[Records contained in a dataset]
==================================================

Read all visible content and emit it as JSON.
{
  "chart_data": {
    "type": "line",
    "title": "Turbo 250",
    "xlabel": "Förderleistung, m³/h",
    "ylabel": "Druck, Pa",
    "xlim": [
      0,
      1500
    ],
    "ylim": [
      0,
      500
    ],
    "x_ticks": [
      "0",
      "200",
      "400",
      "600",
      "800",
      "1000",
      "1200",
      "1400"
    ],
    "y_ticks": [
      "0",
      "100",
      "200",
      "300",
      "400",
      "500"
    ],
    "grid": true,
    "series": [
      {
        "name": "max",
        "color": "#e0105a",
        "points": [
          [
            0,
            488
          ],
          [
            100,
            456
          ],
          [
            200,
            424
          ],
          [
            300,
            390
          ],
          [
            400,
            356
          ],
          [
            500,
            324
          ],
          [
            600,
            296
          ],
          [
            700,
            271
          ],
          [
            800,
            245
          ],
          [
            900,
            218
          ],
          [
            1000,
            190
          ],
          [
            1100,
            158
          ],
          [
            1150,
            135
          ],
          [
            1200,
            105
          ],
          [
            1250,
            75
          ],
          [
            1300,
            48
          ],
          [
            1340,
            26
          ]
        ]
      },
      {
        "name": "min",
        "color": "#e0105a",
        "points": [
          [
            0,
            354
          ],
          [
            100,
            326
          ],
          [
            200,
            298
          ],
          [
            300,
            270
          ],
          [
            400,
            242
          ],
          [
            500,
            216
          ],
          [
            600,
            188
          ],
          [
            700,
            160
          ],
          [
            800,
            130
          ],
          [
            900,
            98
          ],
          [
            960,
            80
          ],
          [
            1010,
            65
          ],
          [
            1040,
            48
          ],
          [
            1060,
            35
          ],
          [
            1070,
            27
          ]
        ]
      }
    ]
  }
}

==================================================

*Aim of the task:*
Using the entries above, please restate each one word for word.

*Result of the task:*
Read all visible content and emit it as JSON.
{
  "chart_data": {
    "type": "line",
    "title": "Turbo 250",
    "xlabel": "Förderleistung, m³/h",
    "ylabel": "Druck, Pa",
    "xlim": [
      0,
      1500
    ],
    "ylim": [
      0,
      500
    ],
    "x_ticks": [
      "0",
      "200",
      "400",
      "600",
      "800",
      "1000",
      "1200",
      "1400"
    ],
    "y_ticks": [
      "0",
      "100",
      "200",
      "300",
      "400",
      "500"
    ],
    "grid": true,
    "series": [
      {
        "name": "max",
        "color": "#e0105a",
        "points": [
          [
            0,
            488
          ],
          [
            100,
            456
          ],
          [
            200,
            424
          ],
          [
            300,
            390
          ],
          [
            400,
            356
          ],
          [
            500,
            324
          ],
          [
            600,
            296
          ],
          [
            700,
            271
          ],
          [
            800,
            245
          ],
          [
            900,
            218
          ],
          [
            1000,
            190
          ],
          [
            1100,
            158
          ],
          [
            1150,
            135
          ],
          [
            1200,
            105
          ],
          [
            1250,
            75
          ],
          [
            1300,
            48
          ],
          [
            1340,
            26
          ]
        ]
      },
      {
        "name": "min",
        "color": "#e0105a",
        "points": [
          [
            0,
            354
          ],
          [
            100,
            326
          ],
          [
            200,
            298
          ],
          [
            300,
            270
          ],
          [
            400,
            242
          ],
          [
            500,
            216
          ],
          [
            600,
            188
          ],
          [
            700,
            160
          ],
          [
            800,
            130
          ],
          [
            900,
            98
          ],
          [
            960,
            80
          ],
          [
            1010,
            65
          ],
          [
            1040,
            48
          ],
          [
            1060,
            35
          ],
          [
            1070,
            27
          ]
        ]
      }
    ]
  }
}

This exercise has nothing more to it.